'''

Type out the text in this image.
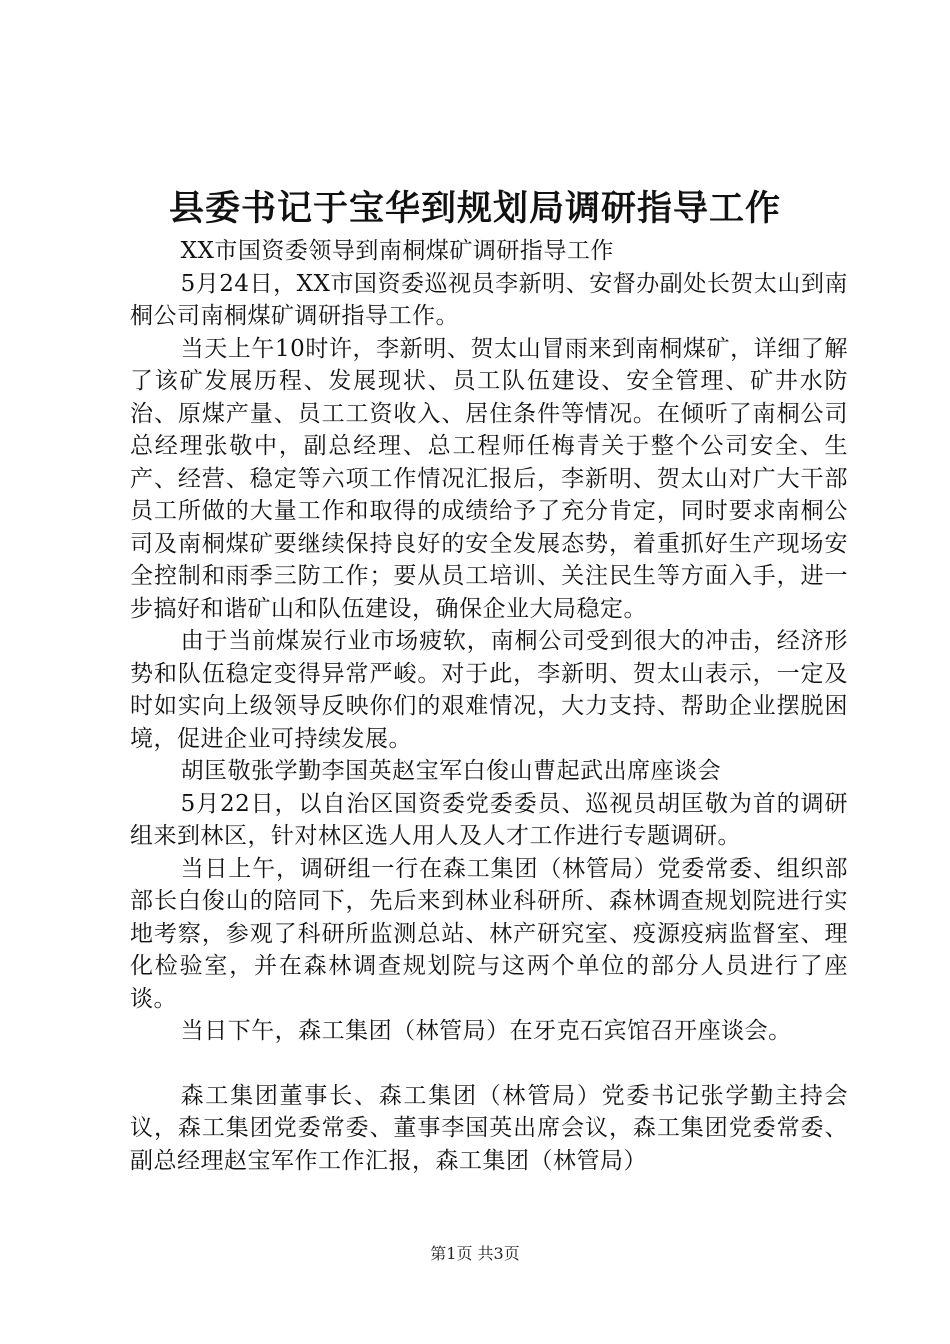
县委书记于宝华到规划局调研指导工作

XX市国资委领导到南桐煤矿调研指导工作

5月24日，XX市国资委巡视员李新明、安督办副处长贺太山到南桐公司南桐煤矿调研指导工作。

当天上午10时许，李新明、贺太山冒雨来到南桐煤矿，详细了解了该矿发展历程、发展现状、员工队伍建设、安全管理、矿井水防治、原煤产量、员工工资收入、居住条件等情况。在倾听了南桐公司总经理张敬中，副总经理、总工程师任梅青关于整个公司安全、生产、经营、稳定等六项工作情况汇报后，李新明、贺太山对广大干部员工所做的大量工作和取得的成绩给予了充分肯定，同时要求南桐公司及南桐煤矿要继续保持良好的安全发展态势，着重抓好生产现场安全控制和雨季三防工作；要从员工培训、关注民生等方面入手，进一步搞好和谐矿山和队伍建设，确保企业大局稳定。

由于当前煤炭行业市场疲软，南桐公司受到很大的冲击，经济形势和队伍稳定变得异常严峻。对于此，李新明、贺太山表示，一定及时如实向上级领导反映你们的艰难情况，大力支持、帮助企业摆脱困境，促进企业可持续发展。

胡匡敬张学勤李国英赵宝军白俊山曹起武出席座谈会

5月22日，以自治区国资委党委委员、巡视员胡匡敬为首的调研组来到林区，针对林区选人用人及人才工作进行专题调研。

当日上午，调研组一行在森工集团（林管局）党委常委、组织部部长白俊山的陪同下，先后来到林业科研所、森林调查规划院进行实地考察，参观了科研所监测总站、林产研究室、疫源疫病监督室、理化检验室，并在森林调查规划院与这两个单位的部分人员进行了座谈。

当日下午，森工集团（林管局）在牙克石宾馆召开座谈会。

森工集团董事长、森工集团（林管局）党委书记张学勤主持会议，森工集团党委常委、董事李国英出席会议，森工集团党委常委、副总经理赵宝军作工作汇报，森工集团（林管局）

第1页 共3页
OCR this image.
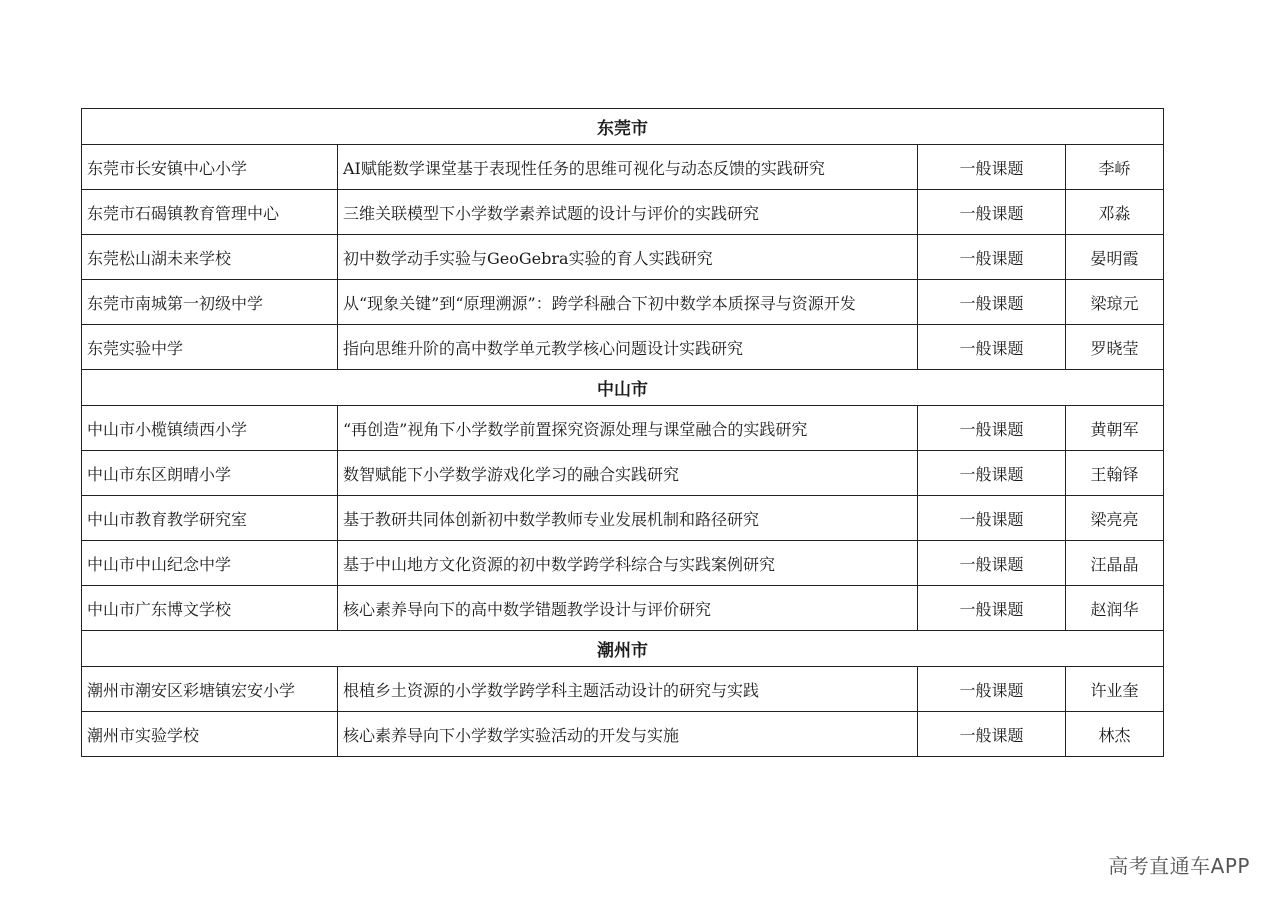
东莞市			
东莞市长安镇中心小学	AI赋能数学课堂基于表现性任务的思维可视化与动态反馈的实践研究	一般课题	李峤
东莞市石碣镇教育管理中心	三维关联模型下小学数学素养试题的设计与评价的实践研究	一般课题	邓淼
东莞松山湖未来学校	初中数学动手实验与GeoGebra实验的育人实践研究	一般课题	晏明霞
东莞市南城第一初级中学	从“现象关键”到“原理溯源”：跨学科融合下初中数学本质探寻与资源开发	一般课题	梁琼元
东莞实验中学	指向思维升阶的高中数学单元教学核心问题设计实践研究	一般课题	罗晓莹
中山市			
中山市小榄镇绩西小学	“再创造”视角下小学数学前置探究资源处理与课堂融合的实践研究	一般课题	黄朝军
中山市东区朗晴小学	数智赋能下小学数学游戏化学习的融合实践研究	一般课题	王翰铎
中山市教育教学研究室	基于教研共同体创新初中数学教师专业发展机制和路径研究	一般课题	梁亮亮
中山市中山纪念中学	基于中山地方文化资源的初中数学跨学科综合与实践案例研究	一般课题	汪晶晶
中山市广东博文学校	核心素养导向下的高中数学错题教学设计与评价研究	一般课题	赵润华
潮州市			
潮州市潮安区彩塘镇宏安小学	根植乡土资源的小学数学跨学科主题活动设计的研究与实践	一般课题	许业奎
潮州市实验学校	核心素养导向下小学数学实验活动的开发与实施	一般课题	林杰
高考直通车APP
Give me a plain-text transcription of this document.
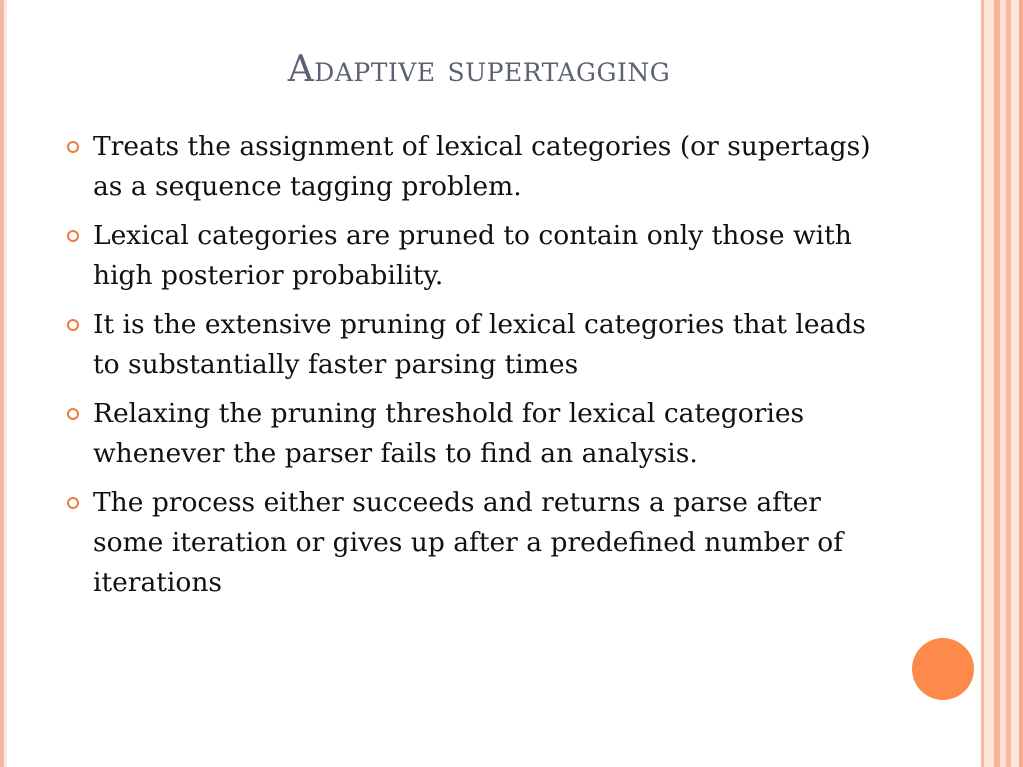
Adaptive supertagging
Treats the assignment of lexical categories (or supertags) as a sequence tagging problem.
Lexical categories are pruned to contain only those with high posterior probability.
It is the extensive pruning of lexical categories that leads to substantially faster parsing times
Relaxing the pruning threshold for lexical categories whenever the parser fails to find an analysis.
The process either succeeds and returns a parse after some iteration or gives up after a predefined number of iterations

'''

• **Do this**: Reproduce exactly, without any picture, the lines from the one bearing "OCR this image." to the last line of the records above.

• **Answer to this task**:
OCR this image.
东莞市			
东莞市长安镇中心小学	AI赋能数学课堂基于表现性任务的思维可视化与动态反馈的实践研究	一般课题	李峤
东莞市石碣镇教育管理中心	三维关联模型下小学数学素养试题的设计与评价的实践研究	一般课题	邓淼
东莞松山湖未来学校	初中数学动手实验与GeoGebra实验的育人实践研究	一般课题	晏明霞
东莞市南城第一初级中学	从“现象关键”到“原理溯源”：跨学科融合下初中数学本质探寻与资源开发	一般课题	梁琼元
东莞实验中学	指向思维升阶的高中数学单元教学核心问题设计实践研究	一般课题	罗晓莹
中山市			
中山市小榄镇绩西小学	“再创造”视角下小学数学前置探究资源处理与课堂融合的实践研究	一般课题	黄朝军
中山市东区朗晴小学	数智赋能下小学数学游戏化学习的融合实践研究	一般课题	王翰铎
中山市教育教学研究室	基于教研共同体创新初中数学教师专业发展机制和路径研究	一般课题	梁亮亮
中山市中山纪念中学	基于中山地方文化资源的初中数学跨学科综合与实践案例研究	一般课题	汪晶晶
中山市广东博文学校	核心素养导向下的高中数学错题教学设计与评价研究	一般课题	赵润华
潮州市			
潮州市潮安区彩塘镇宏安小学	根植乡土资源的小学数学跨学科主题活动设计的研究与实践	一般课题	许业奎
潮州市实验学校	核心素养导向下小学数学实验活动的开发与实施	一般课题	林杰
高考直通车APP
Give me a plain-text transcription of this document.
Adaptive supertagging
Treats the assignment of lexical categories (or supertags) as a sequence tagging problem.
Lexical categories are pruned to contain only those with high posterior probability.
It is the extensive pruning of lexical categories that leads to substantially faster parsing times
Relaxing the pruning threshold for lexical categories whenever the parser fails to find an analysis.
The process either succeeds and returns a parse after some iteration or gives up after a predefined number of iterations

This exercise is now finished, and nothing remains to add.